Task data >>

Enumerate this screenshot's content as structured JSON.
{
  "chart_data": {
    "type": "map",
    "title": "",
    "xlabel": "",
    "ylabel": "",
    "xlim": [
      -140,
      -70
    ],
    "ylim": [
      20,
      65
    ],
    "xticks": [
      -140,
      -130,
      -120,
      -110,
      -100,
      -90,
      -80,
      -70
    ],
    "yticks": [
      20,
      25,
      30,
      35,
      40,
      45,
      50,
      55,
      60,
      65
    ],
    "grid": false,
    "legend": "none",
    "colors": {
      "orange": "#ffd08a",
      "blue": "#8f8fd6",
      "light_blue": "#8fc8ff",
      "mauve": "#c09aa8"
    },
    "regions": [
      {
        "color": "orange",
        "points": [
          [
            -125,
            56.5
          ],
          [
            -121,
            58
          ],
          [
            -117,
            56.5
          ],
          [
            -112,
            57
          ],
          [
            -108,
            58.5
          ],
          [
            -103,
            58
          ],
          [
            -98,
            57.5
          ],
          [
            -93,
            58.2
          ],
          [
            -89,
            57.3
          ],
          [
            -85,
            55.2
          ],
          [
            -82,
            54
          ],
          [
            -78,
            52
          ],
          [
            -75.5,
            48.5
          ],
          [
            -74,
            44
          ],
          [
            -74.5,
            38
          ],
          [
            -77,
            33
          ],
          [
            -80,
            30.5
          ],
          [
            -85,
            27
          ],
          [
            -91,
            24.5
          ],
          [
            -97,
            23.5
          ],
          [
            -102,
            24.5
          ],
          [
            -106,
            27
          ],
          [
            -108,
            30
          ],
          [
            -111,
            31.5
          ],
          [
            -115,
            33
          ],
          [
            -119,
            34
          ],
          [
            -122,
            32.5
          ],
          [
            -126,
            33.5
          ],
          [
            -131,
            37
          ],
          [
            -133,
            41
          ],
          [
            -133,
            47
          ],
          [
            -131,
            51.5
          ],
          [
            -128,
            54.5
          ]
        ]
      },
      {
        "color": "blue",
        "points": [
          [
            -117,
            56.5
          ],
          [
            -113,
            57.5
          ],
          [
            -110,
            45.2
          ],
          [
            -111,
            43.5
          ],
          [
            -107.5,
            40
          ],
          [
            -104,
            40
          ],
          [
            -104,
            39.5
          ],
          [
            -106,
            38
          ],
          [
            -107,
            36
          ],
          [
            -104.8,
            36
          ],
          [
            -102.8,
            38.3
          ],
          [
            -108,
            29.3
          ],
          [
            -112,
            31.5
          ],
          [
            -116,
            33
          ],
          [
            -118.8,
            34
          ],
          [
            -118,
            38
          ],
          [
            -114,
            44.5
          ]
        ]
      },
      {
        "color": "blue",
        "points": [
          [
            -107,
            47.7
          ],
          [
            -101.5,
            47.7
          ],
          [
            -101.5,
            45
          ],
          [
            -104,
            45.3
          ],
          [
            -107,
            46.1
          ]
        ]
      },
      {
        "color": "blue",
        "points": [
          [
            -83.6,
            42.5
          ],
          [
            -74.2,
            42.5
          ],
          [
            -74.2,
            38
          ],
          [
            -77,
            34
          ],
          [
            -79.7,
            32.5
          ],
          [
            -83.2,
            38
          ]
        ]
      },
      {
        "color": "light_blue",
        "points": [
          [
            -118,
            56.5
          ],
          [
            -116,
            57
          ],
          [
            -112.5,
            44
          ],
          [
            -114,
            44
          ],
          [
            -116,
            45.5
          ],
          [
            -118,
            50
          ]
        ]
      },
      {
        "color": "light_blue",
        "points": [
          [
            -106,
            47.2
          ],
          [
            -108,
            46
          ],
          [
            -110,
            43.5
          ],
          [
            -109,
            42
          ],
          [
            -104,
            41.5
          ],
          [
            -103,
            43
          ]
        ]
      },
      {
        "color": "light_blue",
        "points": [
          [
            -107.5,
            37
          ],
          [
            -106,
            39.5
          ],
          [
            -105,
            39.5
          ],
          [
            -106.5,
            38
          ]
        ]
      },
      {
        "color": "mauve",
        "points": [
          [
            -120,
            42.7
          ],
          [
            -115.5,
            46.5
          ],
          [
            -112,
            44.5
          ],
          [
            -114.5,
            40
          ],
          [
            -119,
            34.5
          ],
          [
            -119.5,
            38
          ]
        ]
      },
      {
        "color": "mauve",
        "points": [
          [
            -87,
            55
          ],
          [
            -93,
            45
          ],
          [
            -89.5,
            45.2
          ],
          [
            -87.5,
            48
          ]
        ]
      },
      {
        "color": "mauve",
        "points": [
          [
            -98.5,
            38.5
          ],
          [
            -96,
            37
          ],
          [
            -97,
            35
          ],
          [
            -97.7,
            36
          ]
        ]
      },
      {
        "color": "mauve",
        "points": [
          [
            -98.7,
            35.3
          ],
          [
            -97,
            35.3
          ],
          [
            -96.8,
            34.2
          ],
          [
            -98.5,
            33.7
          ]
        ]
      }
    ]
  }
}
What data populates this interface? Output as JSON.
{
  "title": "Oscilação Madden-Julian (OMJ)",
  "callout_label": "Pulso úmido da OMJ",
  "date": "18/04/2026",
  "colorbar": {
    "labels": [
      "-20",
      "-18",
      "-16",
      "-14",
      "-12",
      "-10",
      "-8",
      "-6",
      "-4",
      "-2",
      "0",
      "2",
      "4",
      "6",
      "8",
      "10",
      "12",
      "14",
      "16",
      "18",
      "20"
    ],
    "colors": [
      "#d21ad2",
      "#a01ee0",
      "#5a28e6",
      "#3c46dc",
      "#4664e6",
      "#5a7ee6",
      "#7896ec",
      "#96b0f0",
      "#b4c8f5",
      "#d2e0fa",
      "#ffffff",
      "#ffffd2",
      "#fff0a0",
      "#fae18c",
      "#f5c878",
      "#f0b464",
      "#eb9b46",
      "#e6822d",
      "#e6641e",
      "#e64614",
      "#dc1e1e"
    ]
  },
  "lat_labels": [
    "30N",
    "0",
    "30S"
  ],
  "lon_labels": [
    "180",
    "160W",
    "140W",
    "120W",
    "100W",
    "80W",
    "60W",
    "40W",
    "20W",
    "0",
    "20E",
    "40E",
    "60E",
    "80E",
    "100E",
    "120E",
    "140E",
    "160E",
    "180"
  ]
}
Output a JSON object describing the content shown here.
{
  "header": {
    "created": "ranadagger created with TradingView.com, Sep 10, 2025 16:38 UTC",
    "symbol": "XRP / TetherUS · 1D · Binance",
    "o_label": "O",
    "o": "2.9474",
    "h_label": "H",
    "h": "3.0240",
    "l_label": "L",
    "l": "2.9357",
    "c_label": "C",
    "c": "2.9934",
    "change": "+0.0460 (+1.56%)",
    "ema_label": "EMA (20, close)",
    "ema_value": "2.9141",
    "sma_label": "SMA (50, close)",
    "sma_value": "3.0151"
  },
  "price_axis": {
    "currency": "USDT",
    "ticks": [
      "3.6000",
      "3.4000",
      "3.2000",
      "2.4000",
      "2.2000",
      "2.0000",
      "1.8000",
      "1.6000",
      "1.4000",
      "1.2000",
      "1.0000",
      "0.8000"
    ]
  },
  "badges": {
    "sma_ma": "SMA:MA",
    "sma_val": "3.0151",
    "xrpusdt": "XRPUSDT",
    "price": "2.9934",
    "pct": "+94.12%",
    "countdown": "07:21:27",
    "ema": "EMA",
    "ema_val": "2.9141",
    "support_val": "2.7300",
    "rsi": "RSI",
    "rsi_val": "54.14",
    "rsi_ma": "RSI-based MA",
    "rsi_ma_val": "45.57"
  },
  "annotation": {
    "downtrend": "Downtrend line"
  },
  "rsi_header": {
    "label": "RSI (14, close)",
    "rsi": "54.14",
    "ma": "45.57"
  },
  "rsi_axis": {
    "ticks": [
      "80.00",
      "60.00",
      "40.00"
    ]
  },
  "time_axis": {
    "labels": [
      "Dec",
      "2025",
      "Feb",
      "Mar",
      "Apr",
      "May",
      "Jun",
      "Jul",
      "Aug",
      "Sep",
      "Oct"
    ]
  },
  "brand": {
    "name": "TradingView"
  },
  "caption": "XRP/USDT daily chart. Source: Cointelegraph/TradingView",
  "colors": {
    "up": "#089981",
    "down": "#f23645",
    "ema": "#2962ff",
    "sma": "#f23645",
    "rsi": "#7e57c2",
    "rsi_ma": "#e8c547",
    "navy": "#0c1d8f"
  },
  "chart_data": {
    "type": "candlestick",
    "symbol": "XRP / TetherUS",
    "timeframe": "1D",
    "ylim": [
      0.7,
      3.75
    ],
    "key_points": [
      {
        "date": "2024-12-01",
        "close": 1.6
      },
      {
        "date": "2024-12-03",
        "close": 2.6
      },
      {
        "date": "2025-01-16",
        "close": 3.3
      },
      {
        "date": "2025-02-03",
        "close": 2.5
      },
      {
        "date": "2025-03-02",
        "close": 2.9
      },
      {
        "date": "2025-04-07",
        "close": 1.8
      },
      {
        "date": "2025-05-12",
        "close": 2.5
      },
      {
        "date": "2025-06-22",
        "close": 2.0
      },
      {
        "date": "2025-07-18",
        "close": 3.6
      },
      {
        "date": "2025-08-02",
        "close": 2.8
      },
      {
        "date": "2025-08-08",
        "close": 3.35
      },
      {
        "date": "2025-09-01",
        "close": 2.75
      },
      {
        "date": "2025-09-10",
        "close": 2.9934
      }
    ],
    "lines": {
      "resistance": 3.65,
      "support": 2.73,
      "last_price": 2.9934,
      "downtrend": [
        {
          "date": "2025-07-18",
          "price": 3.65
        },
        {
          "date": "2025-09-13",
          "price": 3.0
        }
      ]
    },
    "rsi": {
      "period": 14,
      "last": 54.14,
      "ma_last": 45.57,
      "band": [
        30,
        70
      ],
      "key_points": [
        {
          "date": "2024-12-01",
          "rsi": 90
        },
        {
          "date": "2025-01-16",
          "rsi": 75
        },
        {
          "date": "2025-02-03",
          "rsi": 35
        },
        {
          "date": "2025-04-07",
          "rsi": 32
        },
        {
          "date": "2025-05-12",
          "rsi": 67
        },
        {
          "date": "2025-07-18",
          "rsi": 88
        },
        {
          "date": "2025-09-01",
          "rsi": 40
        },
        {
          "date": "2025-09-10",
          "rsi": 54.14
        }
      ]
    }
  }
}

What you will do >>
How many lines in the listing above contain "TradingView"? Answer with the number alone.

Task answer >>
3